--- Data rows ---

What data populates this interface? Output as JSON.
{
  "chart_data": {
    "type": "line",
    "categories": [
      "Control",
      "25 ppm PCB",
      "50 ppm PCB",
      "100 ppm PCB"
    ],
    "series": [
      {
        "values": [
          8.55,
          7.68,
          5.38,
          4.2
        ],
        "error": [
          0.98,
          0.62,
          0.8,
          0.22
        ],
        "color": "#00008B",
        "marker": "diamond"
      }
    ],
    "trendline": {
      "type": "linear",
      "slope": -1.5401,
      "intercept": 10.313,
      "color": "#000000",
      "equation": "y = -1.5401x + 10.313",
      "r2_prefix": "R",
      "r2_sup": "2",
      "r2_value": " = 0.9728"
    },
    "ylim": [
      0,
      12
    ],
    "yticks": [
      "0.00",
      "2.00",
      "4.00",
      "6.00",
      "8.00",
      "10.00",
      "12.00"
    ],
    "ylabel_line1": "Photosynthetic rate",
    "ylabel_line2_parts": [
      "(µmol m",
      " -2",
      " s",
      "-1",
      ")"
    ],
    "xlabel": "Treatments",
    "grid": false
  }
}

---

◆ What is expected:
Reproduce the entire listing word for word.

◆ Full solution:
What data populates this interface? Output as JSON.
{
  "chart_data": {
    "type": "line",
    "categories": [
      "Control",
      "25 ppm PCB",
      "50 ppm PCB",
      "100 ppm PCB"
    ],
    "series": [
      {
        "values": [
          8.55,
          7.68,
          5.38,
          4.2
        ],
        "error": [
          0.98,
          0.62,
          0.8,
          0.22
        ],
        "color": "#00008B",
        "marker": "diamond"
      }
    ],
    "trendline": {
      "type": "linear",
      "slope": -1.5401,
      "intercept": 10.313,
      "color": "#000000",
      "equation": "y = -1.5401x + 10.313",
      "r2_prefix": "R",
      "r2_sup": "2",
      "r2_value": " = 0.9728"
    },
    "ylim": [
      0,
      12
    ],
    "yticks": [
      "0.00",
      "2.00",
      "4.00",
      "6.00",
      "8.00",
      "10.00",
      "12.00"
    ],
    "ylabel_line1": "Photosynthetic rate",
    "ylabel_line2_parts": [
      "(µmol m",
      " -2",
      " s",
      "-1",
      ")"
    ],
    "xlabel": "Treatments",
    "grid": false
  }
}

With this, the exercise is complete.